Stated exercise:
Pull every "Trauben" line out of the data below.

Record set:
----
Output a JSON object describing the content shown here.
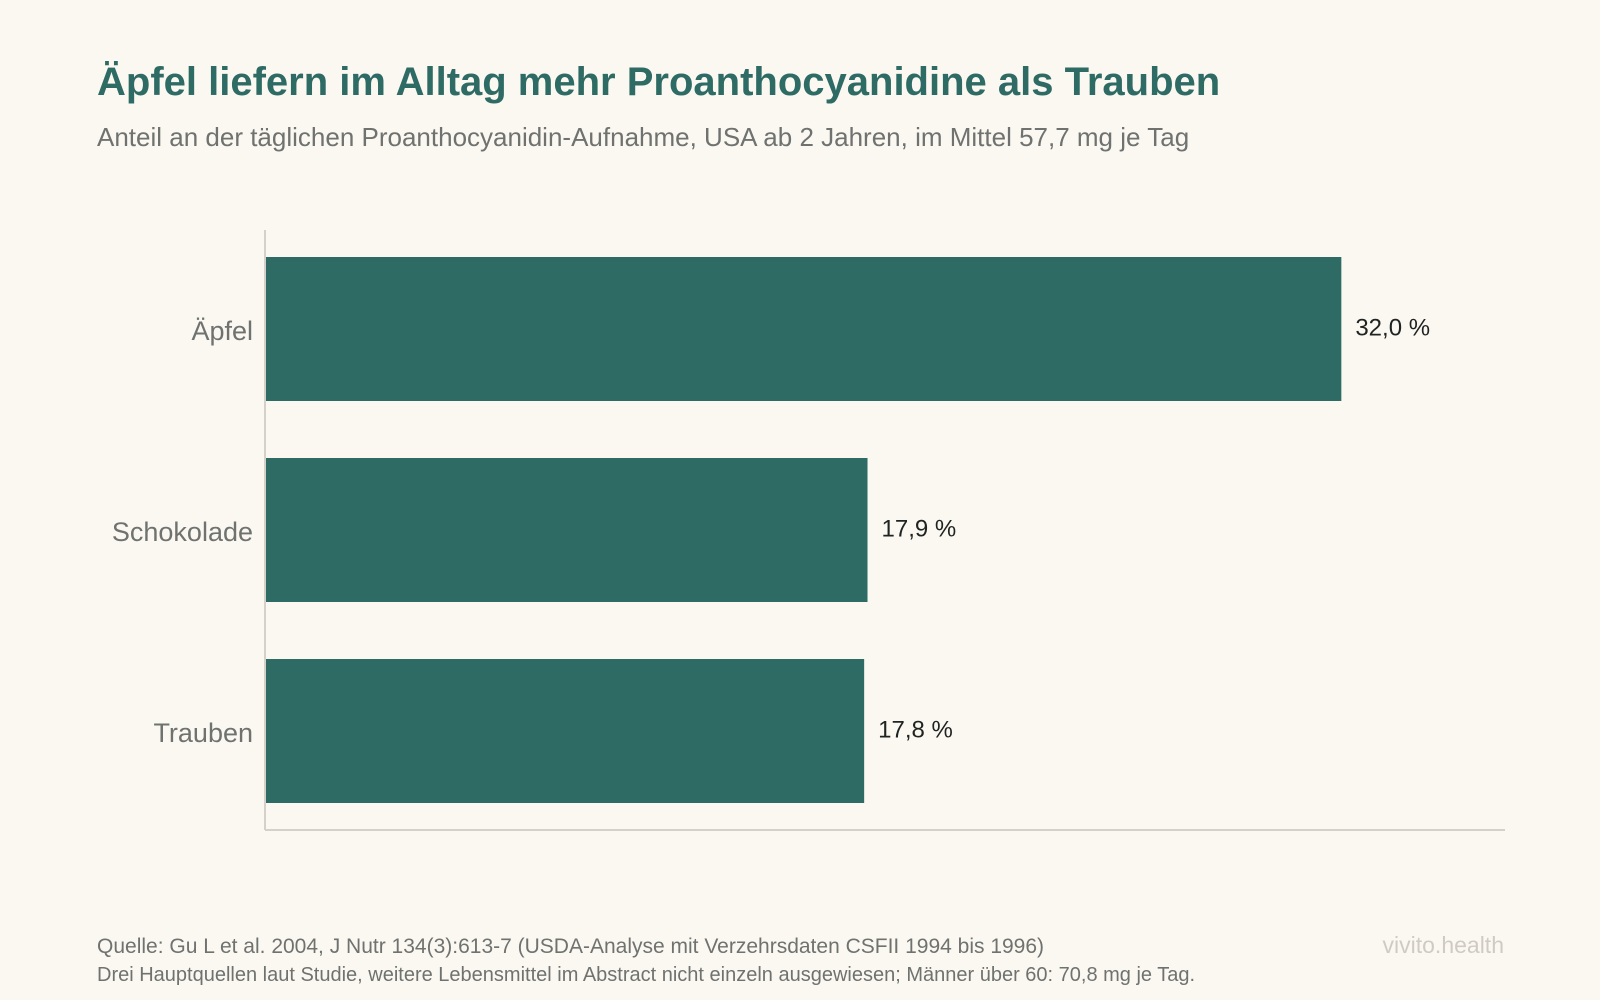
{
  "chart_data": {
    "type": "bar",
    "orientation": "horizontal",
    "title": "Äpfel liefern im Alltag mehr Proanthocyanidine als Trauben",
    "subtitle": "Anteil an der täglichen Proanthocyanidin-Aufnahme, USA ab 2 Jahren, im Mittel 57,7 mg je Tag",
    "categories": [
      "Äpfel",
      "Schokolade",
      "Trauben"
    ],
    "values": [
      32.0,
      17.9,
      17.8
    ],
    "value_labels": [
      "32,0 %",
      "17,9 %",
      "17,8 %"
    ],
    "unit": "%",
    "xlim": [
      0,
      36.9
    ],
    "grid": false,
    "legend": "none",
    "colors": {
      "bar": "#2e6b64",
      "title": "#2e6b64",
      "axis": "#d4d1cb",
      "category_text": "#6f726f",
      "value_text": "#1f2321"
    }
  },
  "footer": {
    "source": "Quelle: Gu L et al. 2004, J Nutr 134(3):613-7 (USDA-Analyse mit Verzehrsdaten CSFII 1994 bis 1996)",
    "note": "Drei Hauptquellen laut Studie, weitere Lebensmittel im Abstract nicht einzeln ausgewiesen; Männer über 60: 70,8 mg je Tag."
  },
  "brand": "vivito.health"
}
----
Final result:
    "title": "Äpfel liefern im Alltag mehr Proanthocyanidine als Trauben",
      "Trauben"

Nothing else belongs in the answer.